→ WHAT YOU HAVE TO DO:
Search the listing below for the string "depressive" and copy every line where it occurs.
** start DATASET EXTRACT **
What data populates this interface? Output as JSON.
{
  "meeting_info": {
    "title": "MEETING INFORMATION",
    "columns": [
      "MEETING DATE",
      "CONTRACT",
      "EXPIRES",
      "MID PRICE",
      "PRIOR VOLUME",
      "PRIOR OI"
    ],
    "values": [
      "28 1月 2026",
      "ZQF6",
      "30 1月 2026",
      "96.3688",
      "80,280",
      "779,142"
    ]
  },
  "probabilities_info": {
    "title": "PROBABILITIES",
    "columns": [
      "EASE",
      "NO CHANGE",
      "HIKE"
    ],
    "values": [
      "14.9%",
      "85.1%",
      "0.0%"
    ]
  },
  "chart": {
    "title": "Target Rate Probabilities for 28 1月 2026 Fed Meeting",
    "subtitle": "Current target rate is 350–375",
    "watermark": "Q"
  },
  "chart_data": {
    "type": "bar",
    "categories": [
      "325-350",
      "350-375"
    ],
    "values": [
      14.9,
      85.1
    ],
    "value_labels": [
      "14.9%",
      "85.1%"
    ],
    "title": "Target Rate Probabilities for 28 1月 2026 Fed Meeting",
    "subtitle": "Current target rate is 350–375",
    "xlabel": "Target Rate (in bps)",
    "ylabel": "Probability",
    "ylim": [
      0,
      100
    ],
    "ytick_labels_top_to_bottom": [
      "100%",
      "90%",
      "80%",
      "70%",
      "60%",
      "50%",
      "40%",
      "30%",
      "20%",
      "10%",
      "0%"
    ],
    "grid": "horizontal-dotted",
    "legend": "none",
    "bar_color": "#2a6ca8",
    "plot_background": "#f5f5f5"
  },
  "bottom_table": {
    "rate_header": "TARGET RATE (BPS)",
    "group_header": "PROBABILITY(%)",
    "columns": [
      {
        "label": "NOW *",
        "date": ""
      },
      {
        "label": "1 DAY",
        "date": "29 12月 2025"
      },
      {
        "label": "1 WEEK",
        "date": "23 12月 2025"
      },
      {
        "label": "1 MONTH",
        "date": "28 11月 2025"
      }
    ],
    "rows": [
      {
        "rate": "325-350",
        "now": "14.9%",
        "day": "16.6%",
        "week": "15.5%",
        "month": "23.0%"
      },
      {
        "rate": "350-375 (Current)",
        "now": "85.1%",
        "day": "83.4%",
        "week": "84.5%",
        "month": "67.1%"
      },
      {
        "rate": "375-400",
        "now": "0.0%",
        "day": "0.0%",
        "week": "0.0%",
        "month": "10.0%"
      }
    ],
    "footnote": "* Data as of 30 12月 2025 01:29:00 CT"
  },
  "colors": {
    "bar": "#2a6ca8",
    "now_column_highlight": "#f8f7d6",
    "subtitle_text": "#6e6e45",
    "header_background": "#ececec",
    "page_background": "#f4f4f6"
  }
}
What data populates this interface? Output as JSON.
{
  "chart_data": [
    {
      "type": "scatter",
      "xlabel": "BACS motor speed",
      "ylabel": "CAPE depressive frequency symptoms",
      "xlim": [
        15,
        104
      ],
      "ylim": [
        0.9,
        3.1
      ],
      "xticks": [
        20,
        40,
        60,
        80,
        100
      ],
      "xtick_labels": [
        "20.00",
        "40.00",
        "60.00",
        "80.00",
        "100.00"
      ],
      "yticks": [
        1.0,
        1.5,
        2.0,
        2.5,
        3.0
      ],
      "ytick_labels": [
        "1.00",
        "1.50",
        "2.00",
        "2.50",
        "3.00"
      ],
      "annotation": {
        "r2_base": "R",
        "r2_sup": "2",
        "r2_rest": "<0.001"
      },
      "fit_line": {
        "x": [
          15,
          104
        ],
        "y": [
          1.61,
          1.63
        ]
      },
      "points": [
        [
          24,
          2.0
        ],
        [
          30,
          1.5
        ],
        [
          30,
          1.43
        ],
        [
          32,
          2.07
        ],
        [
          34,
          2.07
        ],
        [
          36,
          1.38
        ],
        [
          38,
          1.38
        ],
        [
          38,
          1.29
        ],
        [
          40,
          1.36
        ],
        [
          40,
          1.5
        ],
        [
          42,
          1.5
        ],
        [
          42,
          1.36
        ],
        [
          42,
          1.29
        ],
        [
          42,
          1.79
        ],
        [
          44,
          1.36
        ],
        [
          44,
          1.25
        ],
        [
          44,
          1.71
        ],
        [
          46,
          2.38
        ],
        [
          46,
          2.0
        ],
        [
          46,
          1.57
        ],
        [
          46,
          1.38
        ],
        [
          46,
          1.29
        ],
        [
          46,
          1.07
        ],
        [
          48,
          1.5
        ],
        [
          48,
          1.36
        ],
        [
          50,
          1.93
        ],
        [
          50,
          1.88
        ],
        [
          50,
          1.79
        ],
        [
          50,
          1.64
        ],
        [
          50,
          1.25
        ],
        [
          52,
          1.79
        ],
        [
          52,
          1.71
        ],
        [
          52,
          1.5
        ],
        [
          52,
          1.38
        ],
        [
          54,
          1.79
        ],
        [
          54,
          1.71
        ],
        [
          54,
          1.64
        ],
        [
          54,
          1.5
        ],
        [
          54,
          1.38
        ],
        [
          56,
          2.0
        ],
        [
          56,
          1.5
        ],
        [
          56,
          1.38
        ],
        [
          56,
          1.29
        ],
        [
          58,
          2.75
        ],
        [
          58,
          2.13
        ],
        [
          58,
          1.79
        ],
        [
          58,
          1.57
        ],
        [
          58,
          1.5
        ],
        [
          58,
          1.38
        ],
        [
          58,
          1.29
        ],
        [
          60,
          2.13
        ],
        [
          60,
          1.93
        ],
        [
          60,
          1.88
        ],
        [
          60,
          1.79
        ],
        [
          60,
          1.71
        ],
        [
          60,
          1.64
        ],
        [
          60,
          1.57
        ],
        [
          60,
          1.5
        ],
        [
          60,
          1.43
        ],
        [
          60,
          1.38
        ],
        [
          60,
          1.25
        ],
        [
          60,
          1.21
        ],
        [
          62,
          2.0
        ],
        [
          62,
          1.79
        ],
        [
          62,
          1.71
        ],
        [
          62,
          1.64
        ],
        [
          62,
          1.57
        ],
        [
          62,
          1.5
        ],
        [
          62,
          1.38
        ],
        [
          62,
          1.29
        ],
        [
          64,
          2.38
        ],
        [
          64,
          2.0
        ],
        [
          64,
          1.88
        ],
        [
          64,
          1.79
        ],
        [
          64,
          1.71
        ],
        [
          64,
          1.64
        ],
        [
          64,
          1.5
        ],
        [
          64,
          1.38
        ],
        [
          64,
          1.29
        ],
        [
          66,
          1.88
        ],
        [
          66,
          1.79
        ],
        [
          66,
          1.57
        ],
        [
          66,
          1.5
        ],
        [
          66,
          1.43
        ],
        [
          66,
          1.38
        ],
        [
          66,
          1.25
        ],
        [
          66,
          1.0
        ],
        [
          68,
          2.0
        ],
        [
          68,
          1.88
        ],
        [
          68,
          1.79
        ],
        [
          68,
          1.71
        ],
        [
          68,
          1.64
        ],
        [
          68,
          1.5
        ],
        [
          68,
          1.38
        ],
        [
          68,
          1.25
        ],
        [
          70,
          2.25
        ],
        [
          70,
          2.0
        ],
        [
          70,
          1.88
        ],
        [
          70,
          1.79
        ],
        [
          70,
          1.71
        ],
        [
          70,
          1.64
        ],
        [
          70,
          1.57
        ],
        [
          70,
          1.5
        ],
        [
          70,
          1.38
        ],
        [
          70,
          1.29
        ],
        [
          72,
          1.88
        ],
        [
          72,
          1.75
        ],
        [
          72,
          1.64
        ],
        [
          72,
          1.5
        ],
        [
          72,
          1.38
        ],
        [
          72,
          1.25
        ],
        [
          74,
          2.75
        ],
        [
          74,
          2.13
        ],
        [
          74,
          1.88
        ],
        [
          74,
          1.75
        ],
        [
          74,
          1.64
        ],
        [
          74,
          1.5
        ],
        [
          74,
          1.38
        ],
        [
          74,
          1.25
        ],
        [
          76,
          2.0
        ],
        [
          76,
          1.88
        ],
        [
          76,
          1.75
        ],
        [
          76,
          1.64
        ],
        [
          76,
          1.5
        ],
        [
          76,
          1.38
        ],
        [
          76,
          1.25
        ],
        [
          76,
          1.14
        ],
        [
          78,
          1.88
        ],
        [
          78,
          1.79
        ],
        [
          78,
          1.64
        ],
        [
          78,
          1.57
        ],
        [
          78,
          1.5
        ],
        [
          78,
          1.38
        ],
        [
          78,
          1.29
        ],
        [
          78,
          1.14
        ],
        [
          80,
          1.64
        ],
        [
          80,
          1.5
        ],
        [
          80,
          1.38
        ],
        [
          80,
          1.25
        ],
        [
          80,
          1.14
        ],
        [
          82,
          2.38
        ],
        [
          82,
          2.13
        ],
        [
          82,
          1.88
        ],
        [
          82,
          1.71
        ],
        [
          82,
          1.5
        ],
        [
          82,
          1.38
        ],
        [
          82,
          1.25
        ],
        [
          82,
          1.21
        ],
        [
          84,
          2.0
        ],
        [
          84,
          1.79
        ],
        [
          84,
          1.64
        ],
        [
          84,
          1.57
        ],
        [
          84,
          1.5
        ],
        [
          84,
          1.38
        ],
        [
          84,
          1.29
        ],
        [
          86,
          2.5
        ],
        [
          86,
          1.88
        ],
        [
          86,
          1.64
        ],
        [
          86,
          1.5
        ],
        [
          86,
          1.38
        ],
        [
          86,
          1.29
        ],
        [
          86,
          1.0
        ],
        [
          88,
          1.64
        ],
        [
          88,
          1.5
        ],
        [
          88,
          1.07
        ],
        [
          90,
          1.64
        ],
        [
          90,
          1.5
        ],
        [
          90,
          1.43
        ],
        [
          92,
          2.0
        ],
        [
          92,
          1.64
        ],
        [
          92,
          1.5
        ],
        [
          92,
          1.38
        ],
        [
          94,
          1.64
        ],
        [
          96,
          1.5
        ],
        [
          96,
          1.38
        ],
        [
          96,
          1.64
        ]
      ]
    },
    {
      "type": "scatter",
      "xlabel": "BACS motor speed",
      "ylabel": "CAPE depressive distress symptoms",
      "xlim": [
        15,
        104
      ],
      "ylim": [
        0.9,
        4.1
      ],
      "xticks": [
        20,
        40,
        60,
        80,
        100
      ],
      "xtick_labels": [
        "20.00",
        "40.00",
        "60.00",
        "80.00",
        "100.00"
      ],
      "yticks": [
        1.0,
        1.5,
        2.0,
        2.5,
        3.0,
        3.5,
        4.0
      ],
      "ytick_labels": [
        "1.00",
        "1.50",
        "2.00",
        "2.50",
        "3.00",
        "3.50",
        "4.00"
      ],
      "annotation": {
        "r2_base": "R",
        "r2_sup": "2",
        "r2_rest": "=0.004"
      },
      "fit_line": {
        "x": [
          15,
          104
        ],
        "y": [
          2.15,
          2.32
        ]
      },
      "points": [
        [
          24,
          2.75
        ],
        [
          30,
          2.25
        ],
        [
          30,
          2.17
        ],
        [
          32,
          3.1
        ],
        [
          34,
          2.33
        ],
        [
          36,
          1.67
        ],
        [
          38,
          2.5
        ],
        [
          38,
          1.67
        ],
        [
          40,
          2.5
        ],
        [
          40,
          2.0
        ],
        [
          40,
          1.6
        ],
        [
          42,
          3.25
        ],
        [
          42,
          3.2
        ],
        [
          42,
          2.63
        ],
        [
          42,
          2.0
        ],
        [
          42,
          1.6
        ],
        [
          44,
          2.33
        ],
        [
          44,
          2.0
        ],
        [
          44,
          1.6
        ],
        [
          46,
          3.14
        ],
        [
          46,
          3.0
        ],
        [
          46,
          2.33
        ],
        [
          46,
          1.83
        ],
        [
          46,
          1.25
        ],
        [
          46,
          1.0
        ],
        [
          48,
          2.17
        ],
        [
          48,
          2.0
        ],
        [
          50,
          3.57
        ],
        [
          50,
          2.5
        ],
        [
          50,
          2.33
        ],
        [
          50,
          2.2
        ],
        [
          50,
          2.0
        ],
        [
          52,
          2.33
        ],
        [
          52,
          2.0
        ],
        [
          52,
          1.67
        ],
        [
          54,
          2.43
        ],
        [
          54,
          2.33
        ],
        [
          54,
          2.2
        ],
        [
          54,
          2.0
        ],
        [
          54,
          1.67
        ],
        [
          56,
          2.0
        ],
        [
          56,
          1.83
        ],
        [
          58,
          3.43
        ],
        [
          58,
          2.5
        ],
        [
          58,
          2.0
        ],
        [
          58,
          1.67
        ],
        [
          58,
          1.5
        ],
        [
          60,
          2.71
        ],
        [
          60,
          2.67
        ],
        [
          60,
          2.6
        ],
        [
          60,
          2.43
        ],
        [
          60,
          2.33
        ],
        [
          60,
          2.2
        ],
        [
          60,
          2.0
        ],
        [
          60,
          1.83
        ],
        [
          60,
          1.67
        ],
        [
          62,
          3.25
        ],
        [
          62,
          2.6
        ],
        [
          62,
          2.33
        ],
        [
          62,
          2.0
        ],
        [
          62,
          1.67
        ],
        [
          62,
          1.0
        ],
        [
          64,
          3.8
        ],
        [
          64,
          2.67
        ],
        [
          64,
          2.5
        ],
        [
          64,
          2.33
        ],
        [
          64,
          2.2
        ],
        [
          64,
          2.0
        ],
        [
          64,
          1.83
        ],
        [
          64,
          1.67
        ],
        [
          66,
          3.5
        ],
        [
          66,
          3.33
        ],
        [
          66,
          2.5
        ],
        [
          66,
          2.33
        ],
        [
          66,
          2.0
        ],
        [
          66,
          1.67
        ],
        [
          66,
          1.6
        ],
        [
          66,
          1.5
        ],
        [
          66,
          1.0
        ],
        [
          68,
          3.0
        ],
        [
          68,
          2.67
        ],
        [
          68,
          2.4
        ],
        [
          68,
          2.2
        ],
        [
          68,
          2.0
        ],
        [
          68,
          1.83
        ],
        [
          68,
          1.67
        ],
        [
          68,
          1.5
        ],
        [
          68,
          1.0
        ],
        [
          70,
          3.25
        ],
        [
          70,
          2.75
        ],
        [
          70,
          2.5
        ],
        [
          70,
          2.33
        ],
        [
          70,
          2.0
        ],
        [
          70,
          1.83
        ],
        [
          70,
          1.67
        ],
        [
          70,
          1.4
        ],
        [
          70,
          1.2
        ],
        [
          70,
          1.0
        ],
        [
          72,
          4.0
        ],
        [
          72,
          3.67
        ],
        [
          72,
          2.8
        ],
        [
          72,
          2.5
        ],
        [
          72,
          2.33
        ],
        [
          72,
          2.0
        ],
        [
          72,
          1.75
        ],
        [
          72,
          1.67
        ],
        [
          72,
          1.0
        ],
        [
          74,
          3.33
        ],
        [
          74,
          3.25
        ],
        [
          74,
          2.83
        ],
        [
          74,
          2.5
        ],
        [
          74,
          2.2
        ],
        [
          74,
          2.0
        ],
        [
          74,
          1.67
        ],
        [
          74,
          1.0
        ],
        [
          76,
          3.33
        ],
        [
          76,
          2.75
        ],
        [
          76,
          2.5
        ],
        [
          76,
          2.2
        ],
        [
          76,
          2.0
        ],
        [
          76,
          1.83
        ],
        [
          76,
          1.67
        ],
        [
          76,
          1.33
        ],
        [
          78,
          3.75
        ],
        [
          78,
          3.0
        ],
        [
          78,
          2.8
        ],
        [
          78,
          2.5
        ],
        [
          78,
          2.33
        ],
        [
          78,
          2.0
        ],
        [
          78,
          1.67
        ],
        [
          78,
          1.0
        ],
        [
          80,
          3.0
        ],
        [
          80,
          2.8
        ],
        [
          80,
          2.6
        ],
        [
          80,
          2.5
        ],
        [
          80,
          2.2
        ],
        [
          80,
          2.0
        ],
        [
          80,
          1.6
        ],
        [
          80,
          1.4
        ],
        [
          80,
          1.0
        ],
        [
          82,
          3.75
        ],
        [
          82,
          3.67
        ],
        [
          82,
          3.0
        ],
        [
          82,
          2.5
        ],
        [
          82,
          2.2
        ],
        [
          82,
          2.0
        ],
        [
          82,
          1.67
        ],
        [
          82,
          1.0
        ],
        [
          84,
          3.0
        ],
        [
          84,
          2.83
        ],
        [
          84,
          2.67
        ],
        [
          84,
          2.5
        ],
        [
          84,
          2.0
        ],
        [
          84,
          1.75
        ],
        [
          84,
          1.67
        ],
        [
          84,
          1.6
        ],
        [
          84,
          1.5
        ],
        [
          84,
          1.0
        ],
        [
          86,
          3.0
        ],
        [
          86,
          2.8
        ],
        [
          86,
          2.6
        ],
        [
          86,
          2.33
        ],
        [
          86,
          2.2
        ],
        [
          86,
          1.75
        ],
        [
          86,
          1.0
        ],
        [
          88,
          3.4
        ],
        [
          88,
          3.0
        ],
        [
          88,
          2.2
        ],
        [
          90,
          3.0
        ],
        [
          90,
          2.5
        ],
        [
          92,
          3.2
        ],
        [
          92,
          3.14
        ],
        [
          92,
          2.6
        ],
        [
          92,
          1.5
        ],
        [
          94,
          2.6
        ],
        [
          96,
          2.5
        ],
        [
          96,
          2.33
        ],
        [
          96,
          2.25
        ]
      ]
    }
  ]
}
** end DATASET EXTRACT **
→ CORRECT OUTPUT:
      "ylabel": "CAPE depressive frequency symptoms",
      "ylabel": "CAPE depressive distress symptoms",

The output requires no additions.